-------- Task inputs --------

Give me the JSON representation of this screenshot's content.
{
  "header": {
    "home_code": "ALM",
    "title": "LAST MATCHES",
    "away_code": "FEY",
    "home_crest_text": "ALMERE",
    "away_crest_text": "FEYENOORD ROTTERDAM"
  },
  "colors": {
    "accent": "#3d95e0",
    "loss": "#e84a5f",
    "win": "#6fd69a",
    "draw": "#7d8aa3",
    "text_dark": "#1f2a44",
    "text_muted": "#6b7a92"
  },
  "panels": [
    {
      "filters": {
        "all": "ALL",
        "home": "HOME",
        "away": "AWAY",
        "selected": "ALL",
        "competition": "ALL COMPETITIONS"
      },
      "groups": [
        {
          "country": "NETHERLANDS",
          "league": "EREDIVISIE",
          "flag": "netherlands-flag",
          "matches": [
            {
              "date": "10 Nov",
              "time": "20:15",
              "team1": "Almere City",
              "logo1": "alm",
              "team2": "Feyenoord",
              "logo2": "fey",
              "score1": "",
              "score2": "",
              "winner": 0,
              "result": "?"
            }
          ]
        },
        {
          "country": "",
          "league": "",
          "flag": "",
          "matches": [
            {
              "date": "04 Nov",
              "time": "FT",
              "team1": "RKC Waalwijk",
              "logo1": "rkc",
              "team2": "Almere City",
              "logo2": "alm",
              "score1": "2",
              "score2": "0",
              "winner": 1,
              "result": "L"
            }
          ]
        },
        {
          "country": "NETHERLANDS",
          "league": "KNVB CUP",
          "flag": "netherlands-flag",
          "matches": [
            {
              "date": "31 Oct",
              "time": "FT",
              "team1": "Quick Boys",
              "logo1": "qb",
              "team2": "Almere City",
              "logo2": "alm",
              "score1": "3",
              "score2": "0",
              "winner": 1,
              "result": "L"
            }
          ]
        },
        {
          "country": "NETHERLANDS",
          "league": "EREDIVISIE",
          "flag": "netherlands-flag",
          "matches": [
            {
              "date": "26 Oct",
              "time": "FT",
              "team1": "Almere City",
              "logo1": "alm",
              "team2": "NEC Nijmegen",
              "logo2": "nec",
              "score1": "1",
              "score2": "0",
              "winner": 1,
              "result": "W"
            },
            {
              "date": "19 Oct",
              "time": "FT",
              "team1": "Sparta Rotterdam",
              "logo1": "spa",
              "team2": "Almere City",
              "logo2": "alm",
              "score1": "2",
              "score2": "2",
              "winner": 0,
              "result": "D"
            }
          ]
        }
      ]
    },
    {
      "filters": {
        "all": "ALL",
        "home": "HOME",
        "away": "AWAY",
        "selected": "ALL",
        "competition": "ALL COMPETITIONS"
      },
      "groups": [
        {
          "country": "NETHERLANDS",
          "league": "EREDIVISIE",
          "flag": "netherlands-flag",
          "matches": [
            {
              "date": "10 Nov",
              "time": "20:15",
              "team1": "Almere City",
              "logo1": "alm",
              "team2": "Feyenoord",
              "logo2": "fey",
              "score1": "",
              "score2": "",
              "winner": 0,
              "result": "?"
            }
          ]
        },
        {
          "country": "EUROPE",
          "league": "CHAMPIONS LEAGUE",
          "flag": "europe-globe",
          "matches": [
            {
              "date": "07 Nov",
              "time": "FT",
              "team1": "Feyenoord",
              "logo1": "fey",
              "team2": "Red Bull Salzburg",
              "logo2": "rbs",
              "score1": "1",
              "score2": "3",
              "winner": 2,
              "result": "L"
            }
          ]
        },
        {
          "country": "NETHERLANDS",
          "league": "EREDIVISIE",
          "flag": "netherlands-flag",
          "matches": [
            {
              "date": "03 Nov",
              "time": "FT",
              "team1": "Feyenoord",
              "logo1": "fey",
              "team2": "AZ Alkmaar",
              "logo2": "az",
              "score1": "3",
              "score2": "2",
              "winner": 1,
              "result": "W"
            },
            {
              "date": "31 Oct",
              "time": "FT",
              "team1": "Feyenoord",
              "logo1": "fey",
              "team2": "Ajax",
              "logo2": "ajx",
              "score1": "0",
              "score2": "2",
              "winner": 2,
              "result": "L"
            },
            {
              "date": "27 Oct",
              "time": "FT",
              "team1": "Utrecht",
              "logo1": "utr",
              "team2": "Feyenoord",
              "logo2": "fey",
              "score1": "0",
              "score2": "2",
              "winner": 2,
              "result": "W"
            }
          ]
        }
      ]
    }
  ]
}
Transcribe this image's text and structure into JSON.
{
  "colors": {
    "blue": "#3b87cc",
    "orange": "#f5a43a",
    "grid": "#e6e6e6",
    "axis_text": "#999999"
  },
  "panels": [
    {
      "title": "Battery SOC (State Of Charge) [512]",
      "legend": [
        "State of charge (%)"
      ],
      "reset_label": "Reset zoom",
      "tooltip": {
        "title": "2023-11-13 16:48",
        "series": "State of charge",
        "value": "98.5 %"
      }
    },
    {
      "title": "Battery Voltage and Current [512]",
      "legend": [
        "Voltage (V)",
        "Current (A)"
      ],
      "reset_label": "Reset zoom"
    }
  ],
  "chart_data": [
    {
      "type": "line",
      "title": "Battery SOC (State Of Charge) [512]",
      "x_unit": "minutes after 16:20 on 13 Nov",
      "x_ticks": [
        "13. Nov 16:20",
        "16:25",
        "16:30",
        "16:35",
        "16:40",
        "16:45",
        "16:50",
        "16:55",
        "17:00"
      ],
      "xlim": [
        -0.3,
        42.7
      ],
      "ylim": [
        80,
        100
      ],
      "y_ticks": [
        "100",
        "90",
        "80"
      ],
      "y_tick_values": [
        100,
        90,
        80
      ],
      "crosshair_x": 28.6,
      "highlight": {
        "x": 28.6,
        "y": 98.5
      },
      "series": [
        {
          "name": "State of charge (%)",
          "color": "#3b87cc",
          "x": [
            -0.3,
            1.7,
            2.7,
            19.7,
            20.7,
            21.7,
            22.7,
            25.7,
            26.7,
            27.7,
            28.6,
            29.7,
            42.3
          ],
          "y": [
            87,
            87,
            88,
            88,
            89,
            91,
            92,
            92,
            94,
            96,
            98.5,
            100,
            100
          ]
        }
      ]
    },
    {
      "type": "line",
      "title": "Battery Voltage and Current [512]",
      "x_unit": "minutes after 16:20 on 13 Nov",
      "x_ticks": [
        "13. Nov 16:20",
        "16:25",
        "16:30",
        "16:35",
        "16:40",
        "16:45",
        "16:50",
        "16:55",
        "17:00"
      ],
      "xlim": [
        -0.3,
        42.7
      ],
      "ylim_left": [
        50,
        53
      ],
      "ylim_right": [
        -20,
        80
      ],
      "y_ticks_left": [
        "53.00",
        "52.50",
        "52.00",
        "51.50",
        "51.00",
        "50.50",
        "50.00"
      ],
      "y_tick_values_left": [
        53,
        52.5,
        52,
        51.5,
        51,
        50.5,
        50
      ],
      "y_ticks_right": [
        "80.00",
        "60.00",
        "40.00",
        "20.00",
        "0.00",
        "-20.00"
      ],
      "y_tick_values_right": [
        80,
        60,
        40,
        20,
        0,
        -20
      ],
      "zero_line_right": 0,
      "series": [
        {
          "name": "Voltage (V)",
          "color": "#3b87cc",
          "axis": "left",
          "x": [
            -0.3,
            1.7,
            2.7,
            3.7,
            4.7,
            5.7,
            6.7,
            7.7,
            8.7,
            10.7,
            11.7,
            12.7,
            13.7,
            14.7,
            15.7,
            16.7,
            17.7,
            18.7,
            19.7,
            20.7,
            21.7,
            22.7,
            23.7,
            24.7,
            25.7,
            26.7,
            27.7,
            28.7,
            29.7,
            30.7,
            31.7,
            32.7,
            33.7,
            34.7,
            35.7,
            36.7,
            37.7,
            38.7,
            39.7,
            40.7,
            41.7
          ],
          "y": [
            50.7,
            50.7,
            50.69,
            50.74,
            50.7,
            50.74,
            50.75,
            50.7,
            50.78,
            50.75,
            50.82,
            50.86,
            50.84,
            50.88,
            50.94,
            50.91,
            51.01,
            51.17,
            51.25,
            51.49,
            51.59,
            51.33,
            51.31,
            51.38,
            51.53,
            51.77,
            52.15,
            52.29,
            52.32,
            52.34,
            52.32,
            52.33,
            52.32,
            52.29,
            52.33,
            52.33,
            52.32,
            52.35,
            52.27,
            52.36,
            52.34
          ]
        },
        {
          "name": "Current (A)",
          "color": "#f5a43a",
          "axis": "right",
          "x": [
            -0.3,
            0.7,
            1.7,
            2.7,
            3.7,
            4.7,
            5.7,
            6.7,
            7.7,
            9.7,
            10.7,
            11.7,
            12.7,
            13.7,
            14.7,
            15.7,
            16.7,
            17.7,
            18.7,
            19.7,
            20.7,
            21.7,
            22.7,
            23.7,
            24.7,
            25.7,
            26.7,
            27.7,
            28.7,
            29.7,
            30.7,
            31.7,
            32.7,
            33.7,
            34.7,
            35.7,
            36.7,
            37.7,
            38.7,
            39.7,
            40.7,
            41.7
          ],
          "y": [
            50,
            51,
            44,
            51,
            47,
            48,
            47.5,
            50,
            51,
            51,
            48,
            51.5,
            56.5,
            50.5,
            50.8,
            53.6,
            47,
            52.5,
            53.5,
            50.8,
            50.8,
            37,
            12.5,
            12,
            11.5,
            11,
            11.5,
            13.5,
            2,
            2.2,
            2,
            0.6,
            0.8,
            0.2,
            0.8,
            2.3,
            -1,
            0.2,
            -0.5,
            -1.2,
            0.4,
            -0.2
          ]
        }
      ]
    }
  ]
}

--------

## Task statement
In the lines above, find each one with "JSON" and list it.

## Exercise answer
Give me the JSON representation of this screenshot's content.
Transcribe this image's text and structure into JSON.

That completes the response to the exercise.